── RECORDS SHOWN ──
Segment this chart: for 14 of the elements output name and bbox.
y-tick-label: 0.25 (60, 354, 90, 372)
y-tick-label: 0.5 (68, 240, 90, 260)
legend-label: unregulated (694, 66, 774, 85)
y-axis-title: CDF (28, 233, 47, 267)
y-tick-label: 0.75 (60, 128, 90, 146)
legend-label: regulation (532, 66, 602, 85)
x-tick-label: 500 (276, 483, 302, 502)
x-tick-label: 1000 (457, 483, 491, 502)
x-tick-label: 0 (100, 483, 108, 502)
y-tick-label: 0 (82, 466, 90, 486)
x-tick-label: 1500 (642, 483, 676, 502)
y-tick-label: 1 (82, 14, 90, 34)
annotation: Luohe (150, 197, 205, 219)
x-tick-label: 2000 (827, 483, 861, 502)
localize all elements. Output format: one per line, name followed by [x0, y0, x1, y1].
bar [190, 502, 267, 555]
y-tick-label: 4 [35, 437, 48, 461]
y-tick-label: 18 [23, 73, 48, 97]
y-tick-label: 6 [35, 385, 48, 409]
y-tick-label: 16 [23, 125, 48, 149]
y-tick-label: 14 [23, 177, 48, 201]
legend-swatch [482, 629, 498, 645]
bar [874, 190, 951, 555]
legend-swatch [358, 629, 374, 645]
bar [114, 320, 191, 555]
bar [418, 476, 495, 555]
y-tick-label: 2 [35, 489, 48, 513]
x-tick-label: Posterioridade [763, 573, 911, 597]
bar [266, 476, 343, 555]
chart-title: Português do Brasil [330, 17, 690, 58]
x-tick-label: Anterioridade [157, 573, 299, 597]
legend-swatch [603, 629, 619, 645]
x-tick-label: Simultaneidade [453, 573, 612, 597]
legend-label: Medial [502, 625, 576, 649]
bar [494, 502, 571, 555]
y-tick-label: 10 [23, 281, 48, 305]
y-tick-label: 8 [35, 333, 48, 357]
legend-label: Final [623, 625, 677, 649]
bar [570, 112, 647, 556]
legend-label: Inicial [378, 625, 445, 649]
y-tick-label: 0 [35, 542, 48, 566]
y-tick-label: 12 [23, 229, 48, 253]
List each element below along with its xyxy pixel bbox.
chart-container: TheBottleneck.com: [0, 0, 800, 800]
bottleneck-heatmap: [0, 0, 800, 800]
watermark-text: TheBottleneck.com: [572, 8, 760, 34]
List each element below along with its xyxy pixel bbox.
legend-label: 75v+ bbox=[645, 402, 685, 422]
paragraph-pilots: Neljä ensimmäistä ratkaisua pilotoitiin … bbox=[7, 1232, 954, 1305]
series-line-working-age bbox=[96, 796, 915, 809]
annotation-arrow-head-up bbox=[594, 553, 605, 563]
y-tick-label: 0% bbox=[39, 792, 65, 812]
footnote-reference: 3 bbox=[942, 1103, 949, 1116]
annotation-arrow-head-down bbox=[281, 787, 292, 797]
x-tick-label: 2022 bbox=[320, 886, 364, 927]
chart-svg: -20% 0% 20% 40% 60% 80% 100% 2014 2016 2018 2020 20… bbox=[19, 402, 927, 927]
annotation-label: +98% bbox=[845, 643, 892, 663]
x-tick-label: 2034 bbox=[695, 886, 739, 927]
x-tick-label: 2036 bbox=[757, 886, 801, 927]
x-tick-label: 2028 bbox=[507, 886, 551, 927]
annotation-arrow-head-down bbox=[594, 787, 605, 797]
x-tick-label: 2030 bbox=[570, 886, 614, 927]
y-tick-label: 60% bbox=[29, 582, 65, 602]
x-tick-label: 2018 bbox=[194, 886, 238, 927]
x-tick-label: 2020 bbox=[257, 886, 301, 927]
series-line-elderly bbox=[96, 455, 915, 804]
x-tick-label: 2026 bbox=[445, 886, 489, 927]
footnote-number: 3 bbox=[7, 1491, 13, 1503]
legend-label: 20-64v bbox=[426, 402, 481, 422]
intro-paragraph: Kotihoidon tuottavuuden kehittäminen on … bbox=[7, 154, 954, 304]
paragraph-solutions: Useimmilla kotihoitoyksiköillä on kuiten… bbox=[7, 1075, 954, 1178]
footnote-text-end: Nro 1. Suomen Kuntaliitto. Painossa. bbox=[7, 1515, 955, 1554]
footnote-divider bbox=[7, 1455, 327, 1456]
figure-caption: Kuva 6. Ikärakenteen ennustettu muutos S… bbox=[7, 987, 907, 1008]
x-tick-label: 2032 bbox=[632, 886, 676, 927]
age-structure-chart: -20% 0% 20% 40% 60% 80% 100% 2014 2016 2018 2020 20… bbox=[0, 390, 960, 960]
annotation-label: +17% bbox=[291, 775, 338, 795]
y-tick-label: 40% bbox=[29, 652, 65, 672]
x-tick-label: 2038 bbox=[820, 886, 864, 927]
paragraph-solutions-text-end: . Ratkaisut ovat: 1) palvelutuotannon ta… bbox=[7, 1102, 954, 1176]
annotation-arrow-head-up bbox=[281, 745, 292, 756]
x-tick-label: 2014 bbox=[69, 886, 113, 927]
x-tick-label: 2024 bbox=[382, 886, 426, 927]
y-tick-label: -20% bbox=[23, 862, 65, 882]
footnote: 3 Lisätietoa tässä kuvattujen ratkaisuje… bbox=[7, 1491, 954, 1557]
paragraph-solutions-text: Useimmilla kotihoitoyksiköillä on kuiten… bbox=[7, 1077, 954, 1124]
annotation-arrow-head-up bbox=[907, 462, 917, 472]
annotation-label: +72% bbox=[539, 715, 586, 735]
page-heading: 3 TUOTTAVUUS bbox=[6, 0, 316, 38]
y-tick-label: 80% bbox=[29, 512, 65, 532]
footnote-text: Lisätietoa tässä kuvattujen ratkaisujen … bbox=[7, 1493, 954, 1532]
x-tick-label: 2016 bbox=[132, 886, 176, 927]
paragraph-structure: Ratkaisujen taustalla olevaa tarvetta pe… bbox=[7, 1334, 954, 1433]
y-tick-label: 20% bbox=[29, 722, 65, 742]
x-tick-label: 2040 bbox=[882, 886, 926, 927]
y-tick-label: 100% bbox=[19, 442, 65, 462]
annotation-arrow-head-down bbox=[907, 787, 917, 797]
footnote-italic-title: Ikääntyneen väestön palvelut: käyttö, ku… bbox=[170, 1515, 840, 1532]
───
**WHAT THIS TASK INVOLVES**
Render everything from the start of the records down to the line that contains "bar [874, 190, 951, 555]", including that line, as a Markdown table with the columns "Row" and "Entry". Number each line in the Row column and skip any blank lines.

**RESULT OF THE TASK**
| Row | Entry |
|---|---|
| 1 | Segment this chart: for 14 of the elements output name and bbox. |
| 2 | y-tick-label: 0.25 (60, 354, 90, 372) |
| 3 | y-tick-label: 0.5 (68, 240, 90, 260) |
| 4 | legend-label: unregulated (694, 66, 774, 85) |
| 5 | y-axis-title: CDF (28, 233, 47, 267) |
| 6 | y-tick-label: 0.75 (60, 128, 90, 146) |
| 7 | legend-label: regulation (532, 66, 602, 85) |
| 8 | x-tick-label: 500 (276, 483, 302, 502) |
| 9 | x-tick-label: 1000 (457, 483, 491, 502) |
| 10 | x-tick-label: 0 (100, 483, 108, 502) |
| 11 | y-tick-label: 0 (82, 466, 90, 486) |
| 12 | x-tick-label: 1500 (642, 483, 676, 502) |
| 13 | y-tick-label: 1 (82, 14, 90, 34) |
| 14 | annotation: Luohe (150, 197, 205, 219) |
| 15 | x-tick-label: 2000 (827, 483, 861, 502) |
| 16 | localize all elements. Output format: one per line, name followed by [x0, y0, x1, y1]. |
| 17 | bar [190, 502, 267, 555] |
| 18 | y-tick-label: 4 [35, 437, 48, 461] |
| 19 | y-tick-label: 18 [23, 73, 48, 97] |
| 20 | y-tick-label: 6 [35, 385, 48, 409] |
| 21 | y-tick-label: 16 [23, 125, 48, 149] |
| 22 | y-tick-label: 14 [23, 177, 48, 201] |
| 23 | legend-swatch [482, 629, 498, 645] |
| 24 | bar [874, 190, 951, 555] |